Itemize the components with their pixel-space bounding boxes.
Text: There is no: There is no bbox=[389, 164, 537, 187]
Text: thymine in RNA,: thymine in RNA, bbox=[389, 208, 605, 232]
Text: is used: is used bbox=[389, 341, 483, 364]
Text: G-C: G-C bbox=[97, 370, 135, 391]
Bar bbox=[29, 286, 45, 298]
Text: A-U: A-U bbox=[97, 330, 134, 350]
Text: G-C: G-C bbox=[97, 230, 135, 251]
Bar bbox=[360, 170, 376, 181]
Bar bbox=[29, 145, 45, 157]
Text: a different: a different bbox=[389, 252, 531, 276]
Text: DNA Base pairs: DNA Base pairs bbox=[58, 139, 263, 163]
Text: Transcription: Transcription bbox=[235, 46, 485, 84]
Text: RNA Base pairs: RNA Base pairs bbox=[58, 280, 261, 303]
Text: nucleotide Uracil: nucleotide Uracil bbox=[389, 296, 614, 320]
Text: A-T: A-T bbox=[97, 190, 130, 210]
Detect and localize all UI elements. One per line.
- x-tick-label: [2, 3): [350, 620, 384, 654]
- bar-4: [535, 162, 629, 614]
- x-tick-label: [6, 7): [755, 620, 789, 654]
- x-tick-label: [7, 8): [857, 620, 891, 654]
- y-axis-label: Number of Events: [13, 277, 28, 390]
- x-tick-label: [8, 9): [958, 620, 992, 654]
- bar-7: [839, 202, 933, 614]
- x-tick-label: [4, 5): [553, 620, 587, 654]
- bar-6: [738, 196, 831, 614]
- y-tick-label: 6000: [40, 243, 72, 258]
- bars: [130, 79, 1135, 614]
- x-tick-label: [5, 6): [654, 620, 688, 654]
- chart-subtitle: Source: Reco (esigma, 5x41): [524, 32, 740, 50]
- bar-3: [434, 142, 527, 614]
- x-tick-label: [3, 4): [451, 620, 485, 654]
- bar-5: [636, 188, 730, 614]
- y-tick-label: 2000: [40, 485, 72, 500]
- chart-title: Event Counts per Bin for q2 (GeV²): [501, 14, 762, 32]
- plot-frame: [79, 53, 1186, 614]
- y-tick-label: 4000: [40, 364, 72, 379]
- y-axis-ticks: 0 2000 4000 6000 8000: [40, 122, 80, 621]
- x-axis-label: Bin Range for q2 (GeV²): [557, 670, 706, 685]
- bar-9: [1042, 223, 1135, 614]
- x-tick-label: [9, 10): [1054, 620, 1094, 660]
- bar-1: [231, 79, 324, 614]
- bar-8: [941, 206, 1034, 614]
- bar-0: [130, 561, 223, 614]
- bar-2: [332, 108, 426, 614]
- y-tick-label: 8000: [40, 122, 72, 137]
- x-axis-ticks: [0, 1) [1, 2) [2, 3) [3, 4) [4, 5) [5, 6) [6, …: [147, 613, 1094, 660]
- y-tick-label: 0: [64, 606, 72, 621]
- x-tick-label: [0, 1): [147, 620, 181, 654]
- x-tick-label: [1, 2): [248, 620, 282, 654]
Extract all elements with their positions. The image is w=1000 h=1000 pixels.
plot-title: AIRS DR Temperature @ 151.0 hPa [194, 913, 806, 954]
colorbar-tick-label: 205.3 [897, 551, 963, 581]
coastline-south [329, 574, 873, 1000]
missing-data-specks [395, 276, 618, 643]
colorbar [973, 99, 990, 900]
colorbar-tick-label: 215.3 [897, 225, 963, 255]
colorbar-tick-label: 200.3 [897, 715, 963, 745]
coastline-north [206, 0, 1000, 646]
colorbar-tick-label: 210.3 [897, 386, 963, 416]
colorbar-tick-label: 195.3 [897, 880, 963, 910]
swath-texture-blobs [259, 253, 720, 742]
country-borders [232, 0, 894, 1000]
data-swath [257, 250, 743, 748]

■ Формулировка задания ■
Продублируйте в точности часть данных, которая начинается с самой первой строки и заканчивается строкой, содержащей "Text: a different: a", включая обе границы.

■ Правильный ответ ■
Itemize the components with their pixel-space bounding boxes.
Text: There is no: There is no bbox=[389, 164, 537, 187]
Text: thymine in RNA,: thymine in RNA, bbox=[389, 208, 605, 232]
Text: is used: is used bbox=[389, 341, 483, 364]
Text: G-C: G-C bbox=[97, 370, 135, 391]
Bar bbox=[29, 286, 45, 298]
Text: A-U: A-U bbox=[97, 330, 134, 350]
Text: G-C: G-C bbox=[97, 230, 135, 251]
Bar bbox=[360, 170, 376, 181]
Bar bbox=[29, 145, 45, 157]
Text: a different: a different bbox=[389, 252, 531, 276]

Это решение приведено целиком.